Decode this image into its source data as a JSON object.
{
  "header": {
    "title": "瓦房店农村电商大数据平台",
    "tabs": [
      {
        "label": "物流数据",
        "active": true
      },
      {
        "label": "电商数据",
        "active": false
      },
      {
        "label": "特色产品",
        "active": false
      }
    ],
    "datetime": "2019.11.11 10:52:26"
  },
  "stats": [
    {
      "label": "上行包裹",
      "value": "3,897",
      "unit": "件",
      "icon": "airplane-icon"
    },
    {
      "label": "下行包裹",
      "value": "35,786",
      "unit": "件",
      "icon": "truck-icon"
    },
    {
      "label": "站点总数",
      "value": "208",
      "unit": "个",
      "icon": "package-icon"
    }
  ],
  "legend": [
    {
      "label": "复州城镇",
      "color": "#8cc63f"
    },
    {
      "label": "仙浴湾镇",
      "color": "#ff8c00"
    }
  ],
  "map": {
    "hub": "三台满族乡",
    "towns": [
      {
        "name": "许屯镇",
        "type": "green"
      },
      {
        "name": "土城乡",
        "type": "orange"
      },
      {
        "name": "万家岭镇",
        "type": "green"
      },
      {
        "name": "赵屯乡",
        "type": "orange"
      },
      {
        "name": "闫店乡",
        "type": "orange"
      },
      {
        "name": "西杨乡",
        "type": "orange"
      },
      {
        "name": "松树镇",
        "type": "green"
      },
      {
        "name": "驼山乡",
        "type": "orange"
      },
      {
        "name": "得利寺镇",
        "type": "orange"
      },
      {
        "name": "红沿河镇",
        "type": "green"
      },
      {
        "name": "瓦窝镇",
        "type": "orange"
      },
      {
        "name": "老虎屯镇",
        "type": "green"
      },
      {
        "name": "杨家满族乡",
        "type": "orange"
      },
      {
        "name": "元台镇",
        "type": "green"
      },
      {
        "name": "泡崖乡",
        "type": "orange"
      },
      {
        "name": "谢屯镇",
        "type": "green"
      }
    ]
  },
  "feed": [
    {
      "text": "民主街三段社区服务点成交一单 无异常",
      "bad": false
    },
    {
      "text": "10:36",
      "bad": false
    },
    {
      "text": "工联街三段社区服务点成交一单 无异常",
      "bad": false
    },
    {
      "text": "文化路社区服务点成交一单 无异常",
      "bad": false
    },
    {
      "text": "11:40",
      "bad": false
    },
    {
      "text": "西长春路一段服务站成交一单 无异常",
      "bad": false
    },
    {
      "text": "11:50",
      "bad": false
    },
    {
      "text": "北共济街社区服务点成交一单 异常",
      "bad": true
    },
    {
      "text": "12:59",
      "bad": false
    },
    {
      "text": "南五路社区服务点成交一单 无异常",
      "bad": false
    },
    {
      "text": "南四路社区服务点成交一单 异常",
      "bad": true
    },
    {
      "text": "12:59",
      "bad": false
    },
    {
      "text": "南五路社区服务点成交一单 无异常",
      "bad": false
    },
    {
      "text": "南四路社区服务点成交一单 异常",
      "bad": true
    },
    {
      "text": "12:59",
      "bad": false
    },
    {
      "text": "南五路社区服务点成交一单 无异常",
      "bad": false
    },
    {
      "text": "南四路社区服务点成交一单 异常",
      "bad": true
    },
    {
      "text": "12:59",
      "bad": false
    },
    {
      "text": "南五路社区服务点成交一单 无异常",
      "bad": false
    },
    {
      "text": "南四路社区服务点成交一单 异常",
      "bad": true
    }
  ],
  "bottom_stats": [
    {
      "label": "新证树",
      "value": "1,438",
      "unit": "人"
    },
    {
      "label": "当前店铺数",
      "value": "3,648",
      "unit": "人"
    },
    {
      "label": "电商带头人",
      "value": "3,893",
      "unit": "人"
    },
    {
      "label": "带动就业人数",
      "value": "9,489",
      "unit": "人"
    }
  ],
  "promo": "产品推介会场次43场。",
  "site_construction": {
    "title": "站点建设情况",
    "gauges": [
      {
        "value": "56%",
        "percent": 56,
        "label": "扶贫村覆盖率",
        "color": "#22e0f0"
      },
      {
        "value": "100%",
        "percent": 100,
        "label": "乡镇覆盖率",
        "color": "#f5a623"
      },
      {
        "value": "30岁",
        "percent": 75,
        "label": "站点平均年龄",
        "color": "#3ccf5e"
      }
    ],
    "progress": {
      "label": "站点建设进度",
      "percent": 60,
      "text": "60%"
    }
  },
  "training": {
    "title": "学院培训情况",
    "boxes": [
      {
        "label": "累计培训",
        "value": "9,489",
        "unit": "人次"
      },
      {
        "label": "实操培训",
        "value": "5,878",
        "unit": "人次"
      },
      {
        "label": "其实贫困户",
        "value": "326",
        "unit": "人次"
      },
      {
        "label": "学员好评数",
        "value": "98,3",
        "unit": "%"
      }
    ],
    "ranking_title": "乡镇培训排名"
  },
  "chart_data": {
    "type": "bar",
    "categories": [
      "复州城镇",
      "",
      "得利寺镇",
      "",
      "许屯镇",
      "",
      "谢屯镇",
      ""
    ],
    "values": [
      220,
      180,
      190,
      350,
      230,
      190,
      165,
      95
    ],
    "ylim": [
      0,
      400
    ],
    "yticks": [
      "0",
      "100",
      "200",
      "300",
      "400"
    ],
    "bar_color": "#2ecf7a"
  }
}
======
Given task:
Copy all the records above exactly, missing none.

Response:
Decode this image into its source data as a JSON object.
{
  "header": {
    "title": "瓦房店农村电商大数据平台",
    "tabs": [
      {
        "label": "物流数据",
        "active": true
      },
      {
        "label": "电商数据",
        "active": false
      },
      {
        "label": "特色产品",
        "active": false
      }
    ],
    "datetime": "2019.11.11 10:52:26"
  },
  "stats": [
    {
      "label": "上行包裹",
      "value": "3,897",
      "unit": "件",
      "icon": "airplane-icon"
    },
    {
      "label": "下行包裹",
      "value": "35,786",
      "unit": "件",
      "icon": "truck-icon"
    },
    {
      "label": "站点总数",
      "value": "208",
      "unit": "个",
      "icon": "package-icon"
    }
  ],
  "legend": [
    {
      "label": "复州城镇",
      "color": "#8cc63f"
    },
    {
      "label": "仙浴湾镇",
      "color": "#ff8c00"
    }
  ],
  "map": {
    "hub": "三台满族乡",
    "towns": [
      {
        "name": "许屯镇",
        "type": "green"
      },
      {
        "name": "土城乡",
        "type": "orange"
      },
      {
        "name": "万家岭镇",
        "type": "green"
      },
      {
        "name": "赵屯乡",
        "type": "orange"
      },
      {
        "name": "闫店乡",
        "type": "orange"
      },
      {
        "name": "西杨乡",
        "type": "orange"
      },
      {
        "name": "松树镇",
        "type": "green"
      },
      {
        "name": "驼山乡",
        "type": "orange"
      },
      {
        "name": "得利寺镇",
        "type": "orange"
      },
      {
        "name": "红沿河镇",
        "type": "green"
      },
      {
        "name": "瓦窝镇",
        "type": "orange"
      },
      {
        "name": "老虎屯镇",
        "type": "green"
      },
      {
        "name": "杨家满族乡",
        "type": "orange"
      },
      {
        "name": "元台镇",
        "type": "green"
      },
      {
        "name": "泡崖乡",
        "type": "orange"
      },
      {
        "name": "谢屯镇",
        "type": "green"
      }
    ]
  },
  "feed": [
    {
      "text": "民主街三段社区服务点成交一单 无异常",
      "bad": false
    },
    {
      "text": "10:36",
      "bad": false
    },
    {
      "text": "工联街三段社区服务点成交一单 无异常",
      "bad": false
    },
    {
      "text": "文化路社区服务点成交一单 无异常",
      "bad": false
    },
    {
      "text": "11:40",
      "bad": false
    },
    {
      "text": "西长春路一段服务站成交一单 无异常",
      "bad": false
    },
    {
      "text": "11:50",
      "bad": false
    },
    {
      "text": "北共济街社区服务点成交一单 异常",
      "bad": true
    },
    {
      "text": "12:59",
      "bad": false
    },
    {
      "text": "南五路社区服务点成交一单 无异常",
      "bad": false
    },
    {
      "text": "南四路社区服务点成交一单 异常",
      "bad": true
    },
    {
      "text": "12:59",
      "bad": false
    },
    {
      "text": "南五路社区服务点成交一单 无异常",
      "bad": false
    },
    {
      "text": "南四路社区服务点成交一单 异常",
      "bad": true
    },
    {
      "text": "12:59",
      "bad": false
    },
    {
      "text": "南五路社区服务点成交一单 无异常",
      "bad": false
    },
    {
      "text": "南四路社区服务点成交一单 异常",
      "bad": true
    },
    {
      "text": "12:59",
      "bad": false
    },
    {
      "text": "南五路社区服务点成交一单 无异常",
      "bad": false
    },
    {
      "text": "南四路社区服务点成交一单 异常",
      "bad": true
    }
  ],
  "bottom_stats": [
    {
      "label": "新证树",
      "value": "1,438",
      "unit": "人"
    },
    {
      "label": "当前店铺数",
      "value": "3,648",
      "unit": "人"
    },
    {
      "label": "电商带头人",
      "value": "3,893",
      "unit": "人"
    },
    {
      "label": "带动就业人数",
      "value": "9,489",
      "unit": "人"
    }
  ],
  "promo": "产品推介会场次43场。",
  "site_construction": {
    "title": "站点建设情况",
    "gauges": [
      {
        "value": "56%",
        "percent": 56,
        "label": "扶贫村覆盖率",
        "color": "#22e0f0"
      },
      {
        "value": "100%",
        "percent": 100,
        "label": "乡镇覆盖率",
        "color": "#f5a623"
      },
      {
        "value": "30岁",
        "percent": 75,
        "label": "站点平均年龄",
        "color": "#3ccf5e"
      }
    ],
    "progress": {
      "label": "站点建设进度",
      "percent": 60,
      "text": "60%"
    }
  },
  "training": {
    "title": "学院培训情况",
    "boxes": [
      {
        "label": "累计培训",
        "value": "9,489",
        "unit": "人次"
      },
      {
        "label": "实操培训",
        "value": "5,878",
        "unit": "人次"
      },
      {
        "label": "其实贫困户",
        "value": "326",
        "unit": "人次"
      },
      {
        "label": "学员好评数",
        "value": "98,3",
        "unit": "%"
      }
    ],
    "ranking_title": "乡镇培训排名"
  },
  "chart_data": {
    "type": "bar",
    "categories": [
      "复州城镇",
      "",
      "得利寺镇",
      "",
      "许屯镇",
      "",
      "谢屯镇",
      ""
    ],
    "values": [
      220,
      180,
      190,
      350,
      230,
      190,
      165,
      95
    ],
    "ylim": [
      0,
      400
    ],
    "yticks": [
      "0",
      "100",
      "200",
      "300",
      "400"
    ],
    "bar_color": "#2ecf7a"
  }
}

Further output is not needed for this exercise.